Directions for this task >> Copy out the data below as written; omit any images.

Supplied material >>
★ ★ ★ ★
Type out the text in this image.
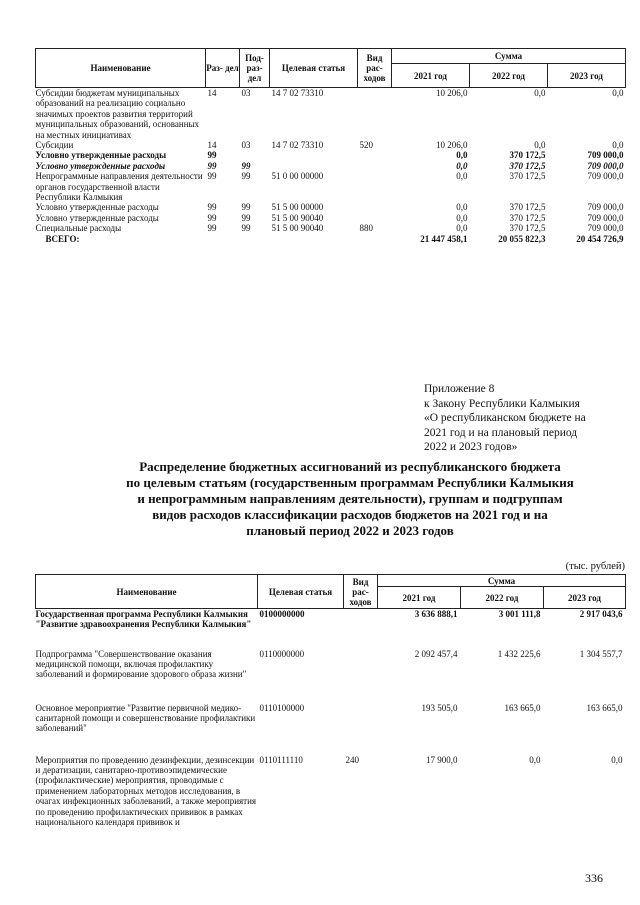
Наименование	Раз- дел	Под- раз- дел	Целевая статья	Вид рас- ходов	Сумма		
					2021 год	2022 год	2023 год
Субсидии бюджетам муниципальных образований на реализацию социально значимых проектов развития территорий муниципальных образований, основанных на местных инициативах	14	03	14 7 02 73310		10 206,0	0,0	0,0
Субсидии	14	03	14 7 02 73310	520	10 206,0	0,0	0,0
Условно утвержденные расходы	99				0,0	370 172,5	709 000,0
Условно утвержденные расходы	99	99			0,0	370 172,5	709 000,0
Непрограммные направления деятельности органов государственной власти Республики Калмыкия	99	99	51 0 00 00000		0,0	370 172,5	709 000,0
Условно утвержденные расходы	99	99	51 5 00 00000		0,0	370 172,5	709 000,0
Условно утвержденные расходы	99	99	51 5 00 90040		0,0	370 172,5	709 000,0
Специальные расходы	99	99	51 5 00 90040	880	0,0	370 172,5	709 000,0
ВСЕГО:					21 447 458,1	20 055 822,3	20 454 726,9
Приложение 8
к Закону Республики Калмыкия
«О республиканском бюджете на
2021 год и на плановый период
2022 и 2023 годов»
Распределение бюджетных ассигнований из республиканского бюджета
по целевым статьям (государственным программам Республики Калмыкия
и непрограммным направлениям деятельности), группам и подгруппам
видов расходов классификации расходов бюджетов на 2021 год и на
плановый период 2022 и 2023 годов
(тыс. рублей)
Наименование	Целевая статья	Вид рас- ходов	Сумма		
			2021 год	2022 год	2023 год
Государственная программа Республики Калмыкия "Развитие здравоохранения Республики Калмыкия"	0100000000		3 636 888,1	3 001 111,8	2 917 043,6
Подпрограмма "Совершенствование оказания медицинской помощи, включая профилактику заболеваний и формирование здорового образа жизни"	0110000000		2 092 457,4	1 432 225,6	1 304 557,7
Основное мероприятие "Развитие первичной медико-санитарной помощи и совершенствование профилактики заболеваний"	0110100000		193 505,0	163 665,0	163 665,0
Мероприятия по проведению дезинфекции, дезинсекции и дератизации, санитарно-противоэпидемические (профилактические) мероприятия, проводимые с применением лабораторных методов исследования, в очагах инфекционных заболеваний, а также мероприятия по проведению профилактических прививок в рамках национального календаря прививок и	0110111110	240	17 900,0	0,0	0,0
336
★ ★ ★ ★
Right answer >>
Type out the text in this image.
Наименование	Раз- дел	Под- раз- дел	Целевая статья	Вид рас- ходов	Сумма		
					2021 год	2022 год	2023 год
Субсидии бюджетам муниципальных образований на реализацию социально значимых проектов развития территорий муниципальных образований, основанных на местных инициативах	14	03	14 7 02 73310		10 206,0	0,0	0,0
Субсидии	14	03	14 7 02 73310	520	10 206,0	0,0	0,0
Условно утвержденные расходы	99				0,0	370 172,5	709 000,0
Условно утвержденные расходы	99	99			0,0	370 172,5	709 000,0
Непрограммные направления деятельности органов государственной власти Республики Калмыкия	99	99	51 0 00 00000		0,0	370 172,5	709 000,0
Условно утвержденные расходы	99	99	51 5 00 00000		0,0	370 172,5	709 000,0
Условно утвержденные расходы	99	99	51 5 00 90040		0,0	370 172,5	709 000,0
Специальные расходы	99	99	51 5 00 90040	880	0,0	370 172,5	709 000,0
ВСЕГО:					21 447 458,1	20 055 822,3	20 454 726,9
Приложение 8
к Закону Республики Калмыкия
«О республиканском бюджете на
2021 год и на плановый период
2022 и 2023 годов»
Распределение бюджетных ассигнований из республиканского бюджета
по целевым статьям (государственным программам Республики Калмыкия
и непрограммным направлениям деятельности), группам и подгруппам
видов расходов классификации расходов бюджетов на 2021 год и на
плановый период 2022 и 2023 годов
(тыс. рублей)
Наименование	Целевая статья	Вид рас- ходов	Сумма		
			2021 год	2022 год	2023 год
Государственная программа Республики Калмыкия "Развитие здравоохранения Республики Калмыкия"	0100000000		3 636 888,1	3 001 111,8	2 917 043,6
Подпрограмма "Совершенствование оказания медицинской помощи, включая профилактику заболеваний и формирование здорового образа жизни"	0110000000		2 092 457,4	1 432 225,6	1 304 557,7
Основное мероприятие "Развитие первичной медико-санитарной помощи и совершенствование профилактики заболеваний"	0110100000		193 505,0	163 665,0	163 665,0
Мероприятия по проведению дезинфекции, дезинсекции и дератизации, санитарно-противоэпидемические (профилактические) мероприятия, проводимые с применением лабораторных методов исследования, в очагах инфекционных заболеваний, а также мероприятия по проведению профилактических прививок в рамках национального календаря прививок и	0110111110	240	17 900,0	0,0	0,0
336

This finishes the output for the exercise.